Aim of the task:
Copy the material below line for line, changing no character.

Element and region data
------------------------------------------------------------

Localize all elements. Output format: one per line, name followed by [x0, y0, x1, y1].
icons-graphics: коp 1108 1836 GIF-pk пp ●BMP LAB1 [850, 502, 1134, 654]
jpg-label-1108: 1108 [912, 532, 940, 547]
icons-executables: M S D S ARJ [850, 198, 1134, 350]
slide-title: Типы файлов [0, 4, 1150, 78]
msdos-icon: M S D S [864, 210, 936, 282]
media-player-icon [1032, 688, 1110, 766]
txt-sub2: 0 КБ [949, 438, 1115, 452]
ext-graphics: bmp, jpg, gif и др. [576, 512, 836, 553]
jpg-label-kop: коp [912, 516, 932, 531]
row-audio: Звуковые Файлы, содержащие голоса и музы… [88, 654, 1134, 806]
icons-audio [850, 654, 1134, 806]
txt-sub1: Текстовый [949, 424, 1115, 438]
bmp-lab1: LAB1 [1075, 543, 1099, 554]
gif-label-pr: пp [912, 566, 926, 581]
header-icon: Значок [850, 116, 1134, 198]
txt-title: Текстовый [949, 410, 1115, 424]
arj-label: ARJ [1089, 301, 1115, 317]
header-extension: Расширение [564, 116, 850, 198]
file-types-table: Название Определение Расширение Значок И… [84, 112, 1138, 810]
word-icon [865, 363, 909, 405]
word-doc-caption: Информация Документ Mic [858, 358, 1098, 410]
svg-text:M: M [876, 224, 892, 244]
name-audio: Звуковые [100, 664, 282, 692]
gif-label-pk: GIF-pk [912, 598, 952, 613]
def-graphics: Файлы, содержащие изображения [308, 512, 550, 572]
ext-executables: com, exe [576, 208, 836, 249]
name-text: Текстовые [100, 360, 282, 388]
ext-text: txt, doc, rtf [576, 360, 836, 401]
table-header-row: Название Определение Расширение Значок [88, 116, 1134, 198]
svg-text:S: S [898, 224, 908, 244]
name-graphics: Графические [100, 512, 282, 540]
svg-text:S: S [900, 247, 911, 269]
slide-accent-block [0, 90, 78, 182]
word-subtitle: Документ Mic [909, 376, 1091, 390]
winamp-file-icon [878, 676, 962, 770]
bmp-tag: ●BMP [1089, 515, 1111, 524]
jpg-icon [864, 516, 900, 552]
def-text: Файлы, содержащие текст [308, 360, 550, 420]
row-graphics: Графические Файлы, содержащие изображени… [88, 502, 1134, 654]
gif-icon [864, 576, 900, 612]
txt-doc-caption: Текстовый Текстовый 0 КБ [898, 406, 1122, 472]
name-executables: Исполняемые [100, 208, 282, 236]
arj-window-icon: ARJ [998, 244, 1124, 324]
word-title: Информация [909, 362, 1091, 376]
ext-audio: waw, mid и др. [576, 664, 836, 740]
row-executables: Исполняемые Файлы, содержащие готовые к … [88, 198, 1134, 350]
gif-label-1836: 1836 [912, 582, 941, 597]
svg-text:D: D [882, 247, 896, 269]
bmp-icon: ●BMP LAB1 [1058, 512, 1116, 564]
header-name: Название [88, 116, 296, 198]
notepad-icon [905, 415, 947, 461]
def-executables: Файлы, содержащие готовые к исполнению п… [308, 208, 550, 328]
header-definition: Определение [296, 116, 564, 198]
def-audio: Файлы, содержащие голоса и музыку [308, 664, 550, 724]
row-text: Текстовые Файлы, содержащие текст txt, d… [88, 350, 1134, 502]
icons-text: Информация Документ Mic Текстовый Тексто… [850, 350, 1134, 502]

------------------------------------------------------------

Response:
Localize all elements. Output format: one per line, name followed by [x0, y0, x1, y1].
icons-graphics: коp 1108 1836 GIF-pk пp ●BMP LAB1 [850, 502, 1134, 654]
jpg-label-1108: 1108 [912, 532, 940, 547]
icons-executables: M S D S ARJ [850, 198, 1134, 350]
slide-title: Типы файлов [0, 4, 1150, 78]
msdos-icon: M S D S [864, 210, 936, 282]
media-player-icon [1032, 688, 1110, 766]
txt-sub2: 0 КБ [949, 438, 1115, 452]
ext-graphics: bmp, jpg, gif и др. [576, 512, 836, 553]
jpg-label-kop: коp [912, 516, 932, 531]
row-audio: Звуковые Файлы, содержащие голоса и музы… [88, 654, 1134, 806]
icons-audio [850, 654, 1134, 806]
txt-sub1: Текстовый [949, 424, 1115, 438]
bmp-lab1: LAB1 [1075, 543, 1099, 554]
gif-label-pr: пp [912, 566, 926, 581]
header-icon: Значок [850, 116, 1134, 198]
txt-title: Текстовый [949, 410, 1115, 424]
arj-label: ARJ [1089, 301, 1115, 317]
header-extension: Расширение [564, 116, 850, 198]
file-types-table: Название Определение Расширение Значок И… [84, 112, 1138, 810]
word-icon [865, 363, 909, 405]
word-doc-caption: Информация Документ Mic [858, 358, 1098, 410]
svg-text:M: M [876, 224, 892, 244]
name-audio: Звуковые [100, 664, 282, 692]
gif-label-pk: GIF-pk [912, 598, 952, 613]
def-graphics: Файлы, содержащие изображения [308, 512, 550, 572]
ext-executables: com, exe [576, 208, 836, 249]
name-text: Текстовые [100, 360, 282, 388]
ext-text: txt, doc, rtf [576, 360, 836, 401]
table-header-row: Название Определение Расширение Значок [88, 116, 1134, 198]
svg-text:S: S [898, 224, 908, 244]
name-graphics: Графические [100, 512, 282, 540]
svg-text:S: S [900, 247, 911, 269]
slide-accent-block [0, 90, 78, 182]
word-subtitle: Документ Mic [909, 376, 1091, 390]
winamp-file-icon [878, 676, 962, 770]
bmp-tag: ●BMP [1089, 515, 1111, 524]
jpg-icon [864, 516, 900, 552]
def-text: Файлы, содержащие текст [308, 360, 550, 420]
row-graphics: Графические Файлы, содержащие изображени… [88, 502, 1134, 654]
gif-icon [864, 576, 900, 612]
txt-doc-caption: Текстовый Текстовый 0 КБ [898, 406, 1122, 472]
name-executables: Исполняемые [100, 208, 282, 236]
arj-window-icon: ARJ [998, 244, 1124, 324]
word-title: Информация [909, 362, 1091, 376]
ext-audio: waw, mid и др. [576, 664, 836, 740]
row-executables: Исполняемые Файлы, содержащие готовые к … [88, 198, 1134, 350]
gif-label-1836: 1836 [912, 582, 941, 597]
svg-text:D: D [882, 247, 896, 269]
bmp-icon: ●BMP LAB1 [1058, 512, 1116, 564]
header-name: Название [88, 116, 296, 198]
notepad-icon [905, 415, 947, 461]
def-executables: Файлы, содержащие готовые к исполнению п… [308, 208, 550, 328]
header-definition: Определение [296, 116, 564, 198]
def-audio: Файлы, содержащие голоса и музыку [308, 664, 550, 724]
row-text: Текстовые Файлы, содержащие текст txt, d… [88, 350, 1134, 502]
icons-text: Информация Документ Mic Текстовый Тексто… [850, 350, 1134, 502]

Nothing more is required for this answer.